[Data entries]
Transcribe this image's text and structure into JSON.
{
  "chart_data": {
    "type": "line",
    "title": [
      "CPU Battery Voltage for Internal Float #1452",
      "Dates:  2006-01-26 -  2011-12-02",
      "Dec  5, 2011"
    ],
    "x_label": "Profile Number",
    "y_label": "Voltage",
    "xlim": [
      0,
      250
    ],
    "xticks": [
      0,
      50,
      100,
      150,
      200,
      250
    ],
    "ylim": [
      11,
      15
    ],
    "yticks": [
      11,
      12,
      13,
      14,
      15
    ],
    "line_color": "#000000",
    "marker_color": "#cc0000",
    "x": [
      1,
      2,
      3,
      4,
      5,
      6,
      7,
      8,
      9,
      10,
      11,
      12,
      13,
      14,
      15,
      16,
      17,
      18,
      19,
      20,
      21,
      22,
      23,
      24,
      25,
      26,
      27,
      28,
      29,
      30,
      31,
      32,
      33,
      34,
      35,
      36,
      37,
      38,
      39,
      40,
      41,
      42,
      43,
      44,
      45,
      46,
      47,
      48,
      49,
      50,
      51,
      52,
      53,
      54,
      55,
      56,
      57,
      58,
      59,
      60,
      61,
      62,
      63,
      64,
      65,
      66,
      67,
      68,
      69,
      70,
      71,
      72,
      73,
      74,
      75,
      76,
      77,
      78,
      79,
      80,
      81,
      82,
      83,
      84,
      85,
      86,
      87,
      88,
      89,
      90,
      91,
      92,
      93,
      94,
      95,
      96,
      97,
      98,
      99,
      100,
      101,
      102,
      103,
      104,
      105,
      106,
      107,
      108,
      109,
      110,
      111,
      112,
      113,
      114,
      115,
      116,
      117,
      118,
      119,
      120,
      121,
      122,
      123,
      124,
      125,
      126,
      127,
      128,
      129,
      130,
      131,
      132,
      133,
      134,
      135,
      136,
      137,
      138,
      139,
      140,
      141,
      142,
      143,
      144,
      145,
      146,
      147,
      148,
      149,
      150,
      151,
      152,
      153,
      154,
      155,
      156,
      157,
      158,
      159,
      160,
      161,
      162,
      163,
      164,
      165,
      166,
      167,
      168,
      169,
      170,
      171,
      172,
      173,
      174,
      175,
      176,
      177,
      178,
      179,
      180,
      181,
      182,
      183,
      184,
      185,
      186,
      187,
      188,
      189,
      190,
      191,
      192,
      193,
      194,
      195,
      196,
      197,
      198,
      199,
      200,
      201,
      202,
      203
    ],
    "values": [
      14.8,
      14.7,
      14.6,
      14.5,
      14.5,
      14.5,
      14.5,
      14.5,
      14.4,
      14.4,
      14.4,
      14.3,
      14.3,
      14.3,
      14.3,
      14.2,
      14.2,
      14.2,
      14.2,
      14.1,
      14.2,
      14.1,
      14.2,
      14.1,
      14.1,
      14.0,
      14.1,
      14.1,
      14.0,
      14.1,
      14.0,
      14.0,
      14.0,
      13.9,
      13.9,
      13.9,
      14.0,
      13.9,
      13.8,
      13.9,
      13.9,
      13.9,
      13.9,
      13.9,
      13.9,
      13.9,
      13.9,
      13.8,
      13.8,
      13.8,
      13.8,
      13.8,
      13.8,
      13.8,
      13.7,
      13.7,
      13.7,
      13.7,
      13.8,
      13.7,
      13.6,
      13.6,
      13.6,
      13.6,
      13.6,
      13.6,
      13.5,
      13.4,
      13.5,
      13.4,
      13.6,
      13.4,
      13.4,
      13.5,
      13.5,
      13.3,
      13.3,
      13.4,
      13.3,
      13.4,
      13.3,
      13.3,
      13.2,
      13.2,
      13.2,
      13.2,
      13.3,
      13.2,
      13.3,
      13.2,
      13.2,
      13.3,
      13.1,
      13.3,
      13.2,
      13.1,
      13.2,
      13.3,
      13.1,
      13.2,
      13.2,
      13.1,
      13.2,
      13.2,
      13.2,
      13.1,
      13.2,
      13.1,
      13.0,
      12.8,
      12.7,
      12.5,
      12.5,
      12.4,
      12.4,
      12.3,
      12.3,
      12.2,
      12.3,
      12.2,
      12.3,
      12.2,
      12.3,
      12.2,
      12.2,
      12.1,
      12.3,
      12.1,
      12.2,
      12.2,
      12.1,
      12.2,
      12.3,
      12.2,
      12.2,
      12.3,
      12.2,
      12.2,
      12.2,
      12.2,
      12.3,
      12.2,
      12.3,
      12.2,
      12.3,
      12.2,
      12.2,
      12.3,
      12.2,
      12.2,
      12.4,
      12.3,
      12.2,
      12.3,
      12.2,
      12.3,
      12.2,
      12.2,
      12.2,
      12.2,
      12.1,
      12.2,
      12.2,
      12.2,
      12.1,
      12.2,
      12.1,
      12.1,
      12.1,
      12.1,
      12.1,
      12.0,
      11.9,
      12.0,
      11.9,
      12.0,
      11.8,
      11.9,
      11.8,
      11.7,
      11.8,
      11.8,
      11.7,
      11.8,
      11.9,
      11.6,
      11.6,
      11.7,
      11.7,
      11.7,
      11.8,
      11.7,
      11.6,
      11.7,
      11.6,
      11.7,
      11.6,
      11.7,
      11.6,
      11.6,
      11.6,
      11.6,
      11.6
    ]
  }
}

WORK REQUIRED:
Return the material exactly as it stands.

OUTPUT:
Transcribe this image's text and structure into JSON.
{
  "chart_data": {
    "type": "line",
    "title": [
      "CPU Battery Voltage for Internal Float #1452",
      "Dates:  2006-01-26 -  2011-12-02",
      "Dec  5, 2011"
    ],
    "x_label": "Profile Number",
    "y_label": "Voltage",
    "xlim": [
      0,
      250
    ],
    "xticks": [
      0,
      50,
      100,
      150,
      200,
      250
    ],
    "ylim": [
      11,
      15
    ],
    "yticks": [
      11,
      12,
      13,
      14,
      15
    ],
    "line_color": "#000000",
    "marker_color": "#cc0000",
    "x": [
      1,
      2,
      3,
      4,
      5,
      6,
      7,
      8,
      9,
      10,
      11,
      12,
      13,
      14,
      15,
      16,
      17,
      18,
      19,
      20,
      21,
      22,
      23,
      24,
      25,
      26,
      27,
      28,
      29,
      30,
      31,
      32,
      33,
      34,
      35,
      36,
      37,
      38,
      39,
      40,
      41,
      42,
      43,
      44,
      45,
      46,
      47,
      48,
      49,
      50,
      51,
      52,
      53,
      54,
      55,
      56,
      57,
      58,
      59,
      60,
      61,
      62,
      63,
      64,
      65,
      66,
      67,
      68,
      69,
      70,
      71,
      72,
      73,
      74,
      75,
      76,
      77,
      78,
      79,
      80,
      81,
      82,
      83,
      84,
      85,
      86,
      87,
      88,
      89,
      90,
      91,
      92,
      93,
      94,
      95,
      96,
      97,
      98,
      99,
      100,
      101,
      102,
      103,
      104,
      105,
      106,
      107,
      108,
      109,
      110,
      111,
      112,
      113,
      114,
      115,
      116,
      117,
      118,
      119,
      120,
      121,
      122,
      123,
      124,
      125,
      126,
      127,
      128,
      129,
      130,
      131,
      132,
      133,
      134,
      135,
      136,
      137,
      138,
      139,
      140,
      141,
      142,
      143,
      144,
      145,
      146,
      147,
      148,
      149,
      150,
      151,
      152,
      153,
      154,
      155,
      156,
      157,
      158,
      159,
      160,
      161,
      162,
      163,
      164,
      165,
      166,
      167,
      168,
      169,
      170,
      171,
      172,
      173,
      174,
      175,
      176,
      177,
      178,
      179,
      180,
      181,
      182,
      183,
      184,
      185,
      186,
      187,
      188,
      189,
      190,
      191,
      192,
      193,
      194,
      195,
      196,
      197,
      198,
      199,
      200,
      201,
      202,
      203
    ],
    "values": [
      14.8,
      14.7,
      14.6,
      14.5,
      14.5,
      14.5,
      14.5,
      14.5,
      14.4,
      14.4,
      14.4,
      14.3,
      14.3,
      14.3,
      14.3,
      14.2,
      14.2,
      14.2,
      14.2,
      14.1,
      14.2,
      14.1,
      14.2,
      14.1,
      14.1,
      14.0,
      14.1,
      14.1,
      14.0,
      14.1,
      14.0,
      14.0,
      14.0,
      13.9,
      13.9,
      13.9,
      14.0,
      13.9,
      13.8,
      13.9,
      13.9,
      13.9,
      13.9,
      13.9,
      13.9,
      13.9,
      13.9,
      13.8,
      13.8,
      13.8,
      13.8,
      13.8,
      13.8,
      13.8,
      13.7,
      13.7,
      13.7,
      13.7,
      13.8,
      13.7,
      13.6,
      13.6,
      13.6,
      13.6,
      13.6,
      13.6,
      13.5,
      13.4,
      13.5,
      13.4,
      13.6,
      13.4,
      13.4,
      13.5,
      13.5,
      13.3,
      13.3,
      13.4,
      13.3,
      13.4,
      13.3,
      13.3,
      13.2,
      13.2,
      13.2,
      13.2,
      13.3,
      13.2,
      13.3,
      13.2,
      13.2,
      13.3,
      13.1,
      13.3,
      13.2,
      13.1,
      13.2,
      13.3,
      13.1,
      13.2,
      13.2,
      13.1,
      13.2,
      13.2,
      13.2,
      13.1,
      13.2,
      13.1,
      13.0,
      12.8,
      12.7,
      12.5,
      12.5,
      12.4,
      12.4,
      12.3,
      12.3,
      12.2,
      12.3,
      12.2,
      12.3,
      12.2,
      12.3,
      12.2,
      12.2,
      12.1,
      12.3,
      12.1,
      12.2,
      12.2,
      12.1,
      12.2,
      12.3,
      12.2,
      12.2,
      12.3,
      12.2,
      12.2,
      12.2,
      12.2,
      12.3,
      12.2,
      12.3,
      12.2,
      12.3,
      12.2,
      12.2,
      12.3,
      12.2,
      12.2,
      12.4,
      12.3,
      12.2,
      12.3,
      12.2,
      12.3,
      12.2,
      12.2,
      12.2,
      12.2,
      12.1,
      12.2,
      12.2,
      12.2,
      12.1,
      12.2,
      12.1,
      12.1,
      12.1,
      12.1,
      12.1,
      12.0,
      11.9,
      12.0,
      11.9,
      12.0,
      11.8,
      11.9,
      11.8,
      11.7,
      11.8,
      11.8,
      11.7,
      11.8,
      11.9,
      11.6,
      11.6,
      11.7,
      11.7,
      11.7,
      11.8,
      11.7,
      11.6,
      11.7,
      11.6,
      11.7,
      11.6,
      11.7,
      11.6,
      11.6,
      11.6,
      11.6,
      11.6
    ]
  }
}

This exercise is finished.